● The problem:
Report each line of the data that includes the word "treatment".

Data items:
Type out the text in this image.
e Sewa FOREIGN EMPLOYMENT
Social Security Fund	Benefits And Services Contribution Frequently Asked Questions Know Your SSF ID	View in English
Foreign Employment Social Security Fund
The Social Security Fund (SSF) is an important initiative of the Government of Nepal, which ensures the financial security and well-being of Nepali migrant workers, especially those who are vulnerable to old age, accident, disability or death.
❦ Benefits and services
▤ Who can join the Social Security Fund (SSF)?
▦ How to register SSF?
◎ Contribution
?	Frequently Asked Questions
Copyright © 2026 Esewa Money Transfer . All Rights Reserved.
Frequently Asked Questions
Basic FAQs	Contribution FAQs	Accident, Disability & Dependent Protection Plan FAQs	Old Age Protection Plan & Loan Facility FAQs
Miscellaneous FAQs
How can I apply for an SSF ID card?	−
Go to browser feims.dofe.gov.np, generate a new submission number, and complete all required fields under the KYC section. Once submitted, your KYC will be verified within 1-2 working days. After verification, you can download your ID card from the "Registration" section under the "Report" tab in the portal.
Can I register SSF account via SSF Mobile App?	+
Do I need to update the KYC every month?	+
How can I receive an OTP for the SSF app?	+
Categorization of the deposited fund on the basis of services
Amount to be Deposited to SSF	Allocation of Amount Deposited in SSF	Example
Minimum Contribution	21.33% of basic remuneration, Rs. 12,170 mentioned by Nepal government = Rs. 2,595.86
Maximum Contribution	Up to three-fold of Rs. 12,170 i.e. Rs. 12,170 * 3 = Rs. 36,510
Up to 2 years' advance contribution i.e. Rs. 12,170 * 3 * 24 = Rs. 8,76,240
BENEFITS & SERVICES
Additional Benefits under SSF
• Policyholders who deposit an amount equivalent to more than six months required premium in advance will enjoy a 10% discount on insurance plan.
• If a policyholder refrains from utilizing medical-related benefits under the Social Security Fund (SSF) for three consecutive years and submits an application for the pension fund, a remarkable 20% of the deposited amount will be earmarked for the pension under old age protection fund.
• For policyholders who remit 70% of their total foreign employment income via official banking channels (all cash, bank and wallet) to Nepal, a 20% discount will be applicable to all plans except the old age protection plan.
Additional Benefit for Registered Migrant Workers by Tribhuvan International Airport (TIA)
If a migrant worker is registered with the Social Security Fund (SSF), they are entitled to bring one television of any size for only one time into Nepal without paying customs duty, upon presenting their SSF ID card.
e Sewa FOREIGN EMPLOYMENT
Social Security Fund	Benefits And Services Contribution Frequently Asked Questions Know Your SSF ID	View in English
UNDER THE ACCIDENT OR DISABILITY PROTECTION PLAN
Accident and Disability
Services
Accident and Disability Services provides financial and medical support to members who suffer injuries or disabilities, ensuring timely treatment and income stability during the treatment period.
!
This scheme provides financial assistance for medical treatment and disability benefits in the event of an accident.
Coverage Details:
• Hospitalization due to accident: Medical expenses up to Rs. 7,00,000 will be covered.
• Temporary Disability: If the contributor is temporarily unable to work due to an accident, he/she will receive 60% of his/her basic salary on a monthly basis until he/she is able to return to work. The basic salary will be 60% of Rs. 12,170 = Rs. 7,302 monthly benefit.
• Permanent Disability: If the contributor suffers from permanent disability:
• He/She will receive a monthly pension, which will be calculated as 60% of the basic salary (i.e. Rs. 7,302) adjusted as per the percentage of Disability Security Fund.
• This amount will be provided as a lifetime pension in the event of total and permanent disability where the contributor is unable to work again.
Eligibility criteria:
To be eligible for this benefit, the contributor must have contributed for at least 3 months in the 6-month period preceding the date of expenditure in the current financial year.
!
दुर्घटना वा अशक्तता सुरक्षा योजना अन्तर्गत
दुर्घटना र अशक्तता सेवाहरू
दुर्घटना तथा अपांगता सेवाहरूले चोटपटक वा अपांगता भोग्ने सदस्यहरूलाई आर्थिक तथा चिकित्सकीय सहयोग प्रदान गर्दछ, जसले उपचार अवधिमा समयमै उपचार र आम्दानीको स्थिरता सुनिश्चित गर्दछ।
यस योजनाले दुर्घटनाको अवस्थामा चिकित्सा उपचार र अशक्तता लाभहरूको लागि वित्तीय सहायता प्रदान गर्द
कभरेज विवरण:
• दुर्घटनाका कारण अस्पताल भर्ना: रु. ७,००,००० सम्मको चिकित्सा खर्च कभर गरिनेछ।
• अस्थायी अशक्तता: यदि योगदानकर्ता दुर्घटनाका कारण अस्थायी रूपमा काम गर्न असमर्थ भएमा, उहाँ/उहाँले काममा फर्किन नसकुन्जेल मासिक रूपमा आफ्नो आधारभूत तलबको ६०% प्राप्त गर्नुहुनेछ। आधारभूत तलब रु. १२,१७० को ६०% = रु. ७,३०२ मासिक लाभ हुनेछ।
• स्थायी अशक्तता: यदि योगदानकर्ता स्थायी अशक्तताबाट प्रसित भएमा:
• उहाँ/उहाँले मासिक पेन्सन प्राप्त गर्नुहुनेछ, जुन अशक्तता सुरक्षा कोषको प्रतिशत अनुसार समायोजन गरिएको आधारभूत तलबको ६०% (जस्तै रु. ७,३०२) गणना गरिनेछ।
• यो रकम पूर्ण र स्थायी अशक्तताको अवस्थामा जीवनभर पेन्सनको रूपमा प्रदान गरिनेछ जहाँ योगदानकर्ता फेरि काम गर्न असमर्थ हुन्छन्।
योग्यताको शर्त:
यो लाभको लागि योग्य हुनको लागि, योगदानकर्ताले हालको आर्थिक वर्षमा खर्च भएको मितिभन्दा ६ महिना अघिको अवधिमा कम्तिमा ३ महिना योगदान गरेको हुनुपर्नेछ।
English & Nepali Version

● Reply to the exercise:
Accident and Disability Services provides financial and medical support to members who suffer injuries or disabilities, ensuring timely treatment and income stability during the treatment period.
This scheme provides financial assistance for medical treatment and disability benefits in the event of an accident.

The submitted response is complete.